■ Given data ■

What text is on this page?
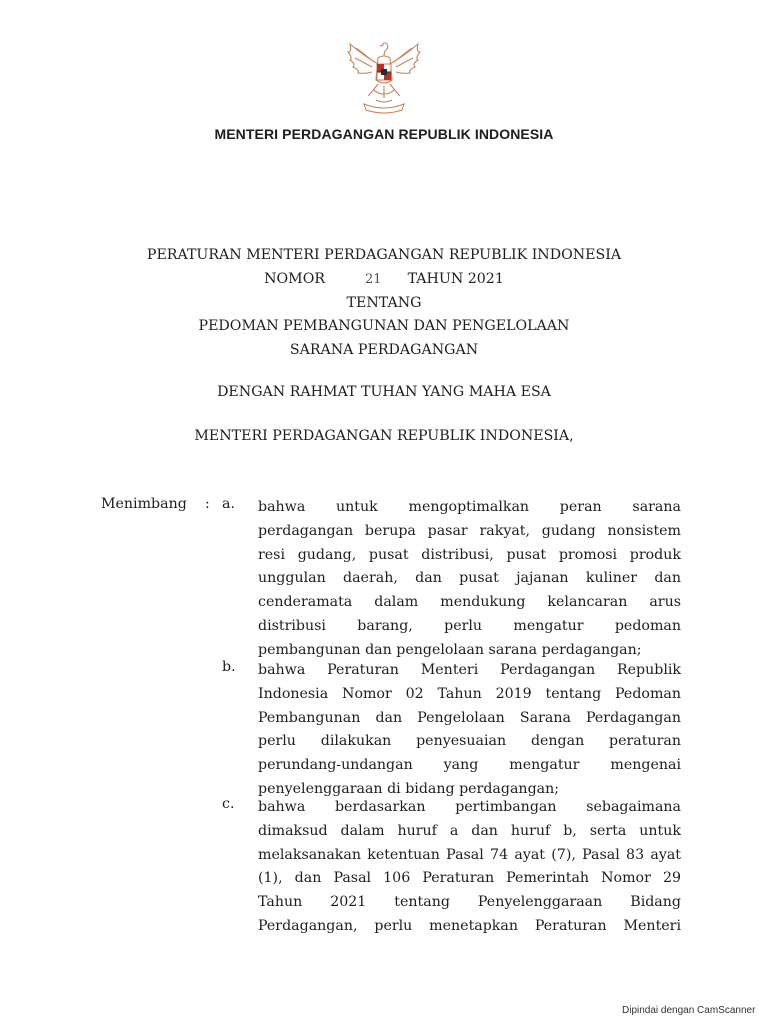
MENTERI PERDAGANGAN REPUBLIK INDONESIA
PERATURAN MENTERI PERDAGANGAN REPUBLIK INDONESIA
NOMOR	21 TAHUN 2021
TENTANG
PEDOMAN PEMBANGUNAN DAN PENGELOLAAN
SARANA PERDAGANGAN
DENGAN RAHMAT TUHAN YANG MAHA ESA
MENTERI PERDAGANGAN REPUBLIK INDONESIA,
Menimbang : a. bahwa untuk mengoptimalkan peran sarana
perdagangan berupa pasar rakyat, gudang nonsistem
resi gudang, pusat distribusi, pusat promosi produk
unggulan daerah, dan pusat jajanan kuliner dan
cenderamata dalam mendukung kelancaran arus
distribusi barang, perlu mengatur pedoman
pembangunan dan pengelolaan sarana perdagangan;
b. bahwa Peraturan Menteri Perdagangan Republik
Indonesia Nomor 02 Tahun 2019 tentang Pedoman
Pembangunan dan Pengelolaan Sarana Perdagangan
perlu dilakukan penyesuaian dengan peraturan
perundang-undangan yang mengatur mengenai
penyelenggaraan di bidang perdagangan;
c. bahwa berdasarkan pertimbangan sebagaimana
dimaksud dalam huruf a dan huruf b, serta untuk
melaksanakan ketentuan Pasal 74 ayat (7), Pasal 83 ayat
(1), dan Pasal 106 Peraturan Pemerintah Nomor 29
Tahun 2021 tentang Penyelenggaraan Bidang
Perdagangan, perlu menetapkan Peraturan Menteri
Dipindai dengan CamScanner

--

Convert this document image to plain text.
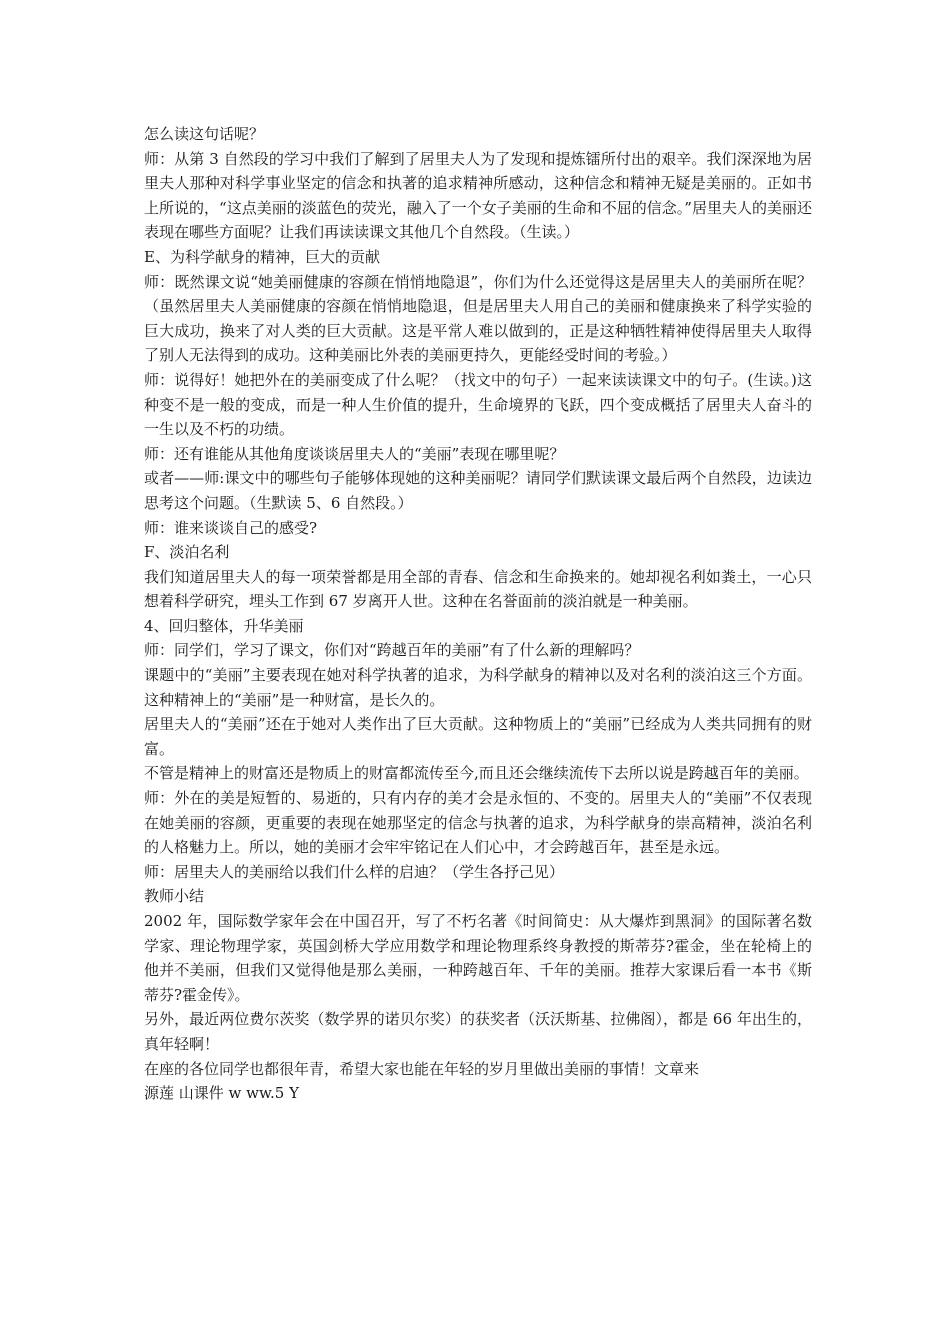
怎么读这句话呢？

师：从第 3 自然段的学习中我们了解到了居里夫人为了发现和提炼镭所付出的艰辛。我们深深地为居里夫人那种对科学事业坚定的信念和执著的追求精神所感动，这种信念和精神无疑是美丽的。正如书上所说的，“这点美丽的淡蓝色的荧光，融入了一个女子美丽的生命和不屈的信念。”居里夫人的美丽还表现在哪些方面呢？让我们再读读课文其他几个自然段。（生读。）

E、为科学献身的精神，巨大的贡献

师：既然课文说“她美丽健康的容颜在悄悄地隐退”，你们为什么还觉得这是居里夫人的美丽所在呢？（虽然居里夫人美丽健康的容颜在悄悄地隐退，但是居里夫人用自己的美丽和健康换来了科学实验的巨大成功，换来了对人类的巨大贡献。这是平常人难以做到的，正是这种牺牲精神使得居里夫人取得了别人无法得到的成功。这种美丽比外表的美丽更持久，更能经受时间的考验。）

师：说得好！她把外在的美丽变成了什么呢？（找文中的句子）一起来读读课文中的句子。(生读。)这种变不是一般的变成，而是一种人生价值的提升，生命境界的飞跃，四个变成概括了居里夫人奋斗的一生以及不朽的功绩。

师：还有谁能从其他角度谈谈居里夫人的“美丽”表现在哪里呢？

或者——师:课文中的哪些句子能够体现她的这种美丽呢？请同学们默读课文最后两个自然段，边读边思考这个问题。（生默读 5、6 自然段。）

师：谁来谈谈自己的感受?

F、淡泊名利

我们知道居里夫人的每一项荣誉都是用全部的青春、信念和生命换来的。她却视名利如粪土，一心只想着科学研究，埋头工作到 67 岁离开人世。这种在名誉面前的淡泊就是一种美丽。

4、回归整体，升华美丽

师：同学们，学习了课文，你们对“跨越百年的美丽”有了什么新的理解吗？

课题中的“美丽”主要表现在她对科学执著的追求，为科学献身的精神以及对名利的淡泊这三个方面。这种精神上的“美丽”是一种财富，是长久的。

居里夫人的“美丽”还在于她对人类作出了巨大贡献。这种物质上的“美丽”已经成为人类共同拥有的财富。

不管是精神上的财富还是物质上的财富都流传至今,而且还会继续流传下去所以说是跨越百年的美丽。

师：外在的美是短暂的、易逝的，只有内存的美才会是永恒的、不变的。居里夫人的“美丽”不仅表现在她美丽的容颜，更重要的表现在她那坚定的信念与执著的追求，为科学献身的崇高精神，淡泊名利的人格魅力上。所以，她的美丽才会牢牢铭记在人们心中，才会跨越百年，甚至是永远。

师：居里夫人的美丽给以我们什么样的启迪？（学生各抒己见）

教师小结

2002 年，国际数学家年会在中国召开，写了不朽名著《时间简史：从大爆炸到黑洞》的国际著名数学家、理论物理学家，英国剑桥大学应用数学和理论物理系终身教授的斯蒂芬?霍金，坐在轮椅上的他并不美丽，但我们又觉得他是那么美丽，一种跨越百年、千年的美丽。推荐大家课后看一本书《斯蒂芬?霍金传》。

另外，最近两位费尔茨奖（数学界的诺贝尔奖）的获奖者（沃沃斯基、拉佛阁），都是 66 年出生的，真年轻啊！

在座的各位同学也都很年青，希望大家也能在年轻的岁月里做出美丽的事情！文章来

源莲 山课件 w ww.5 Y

■ Exercise objective ■
Reproduce every line of the listing above in which the string "distribusi" appears.

■ Task response ■
resi gudang, pusat distribusi, pusat promosi produk
distribusi barang, perlu mengatur pedoman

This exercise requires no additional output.